Goal: Set down every entry word for word. Omit the pictures.

Data listing:
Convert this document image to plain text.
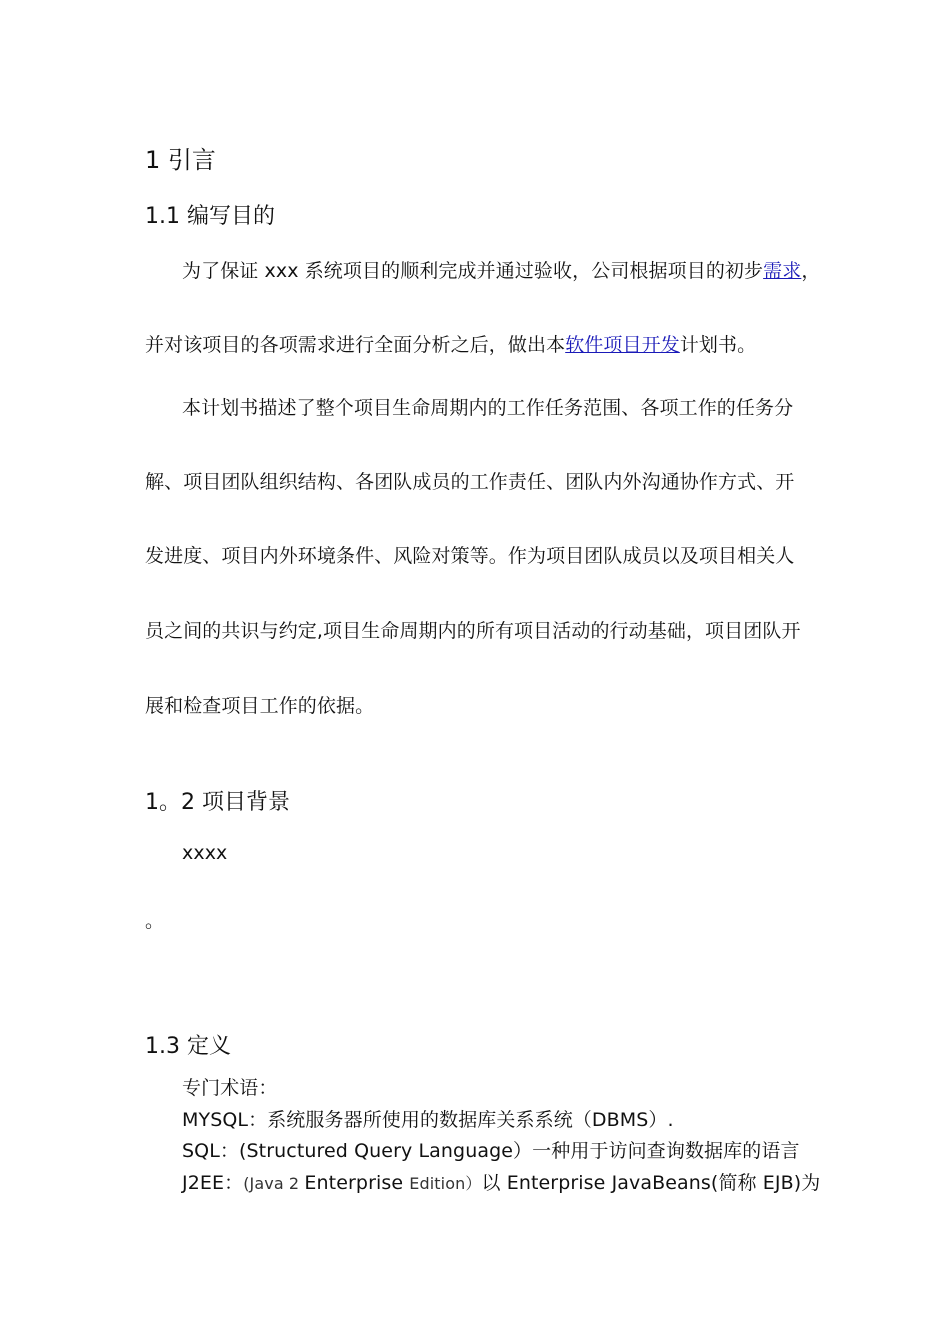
1 引言
1.1 编写目的
为了保证 xxx 系统项目的顺利完成并通过验收，公司根据项目的初步需求，
并对该项目的各项需求进行全面分析之后，做出本软件项目开发计划书。
本计划书描述了整个项目生命周期内的工作任务范围、各项工作的任务分
解、项目团队组织结构、各团队成员的工作责任、团队内外沟通协作方式、开
发进度、项目内外环境条件、风险对策等。作为项目团队成员以及项目相关人
员之间的共识与约定,项目生命周期内的所有项目活动的行动基础，项目团队开
展和检查项目工作的依据。
1。2 项目背景
xxxx
。
1.3 定义
专门术语：
MYSQL：系统服务器所使用的数据库关系系统（DBMS）.
SQL：(Structured Query Language）一种用于访问查询数据库的语言
J2EE：(Java 2 Enterprise Edition）以 Enterprise JavaBeans(简称 EJB)为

Answer:
Convert this document image to plain text.
1 引言
1.1 编写目的
为了保证 xxx 系统项目的顺利完成并通过验收，公司根据项目的初步需求，
并对该项目的各项需求进行全面分析之后，做出本软件项目开发计划书。
本计划书描述了整个项目生命周期内的工作任务范围、各项工作的任务分
解、项目团队组织结构、各团队成员的工作责任、团队内外沟通协作方式、开
发进度、项目内外环境条件、风险对策等。作为项目团队成员以及项目相关人
员之间的共识与约定,项目生命周期内的所有项目活动的行动基础，项目团队开
展和检查项目工作的依据。
1。2 项目背景
xxxx
。
1.3 定义
专门术语：
MYSQL：系统服务器所使用的数据库关系系统（DBMS）.
SQL：(Structured Query Language）一种用于访问查询数据库的语言
J2EE：(Java 2 Enterprise Edition）以 Enterprise JavaBeans(简称 EJB)为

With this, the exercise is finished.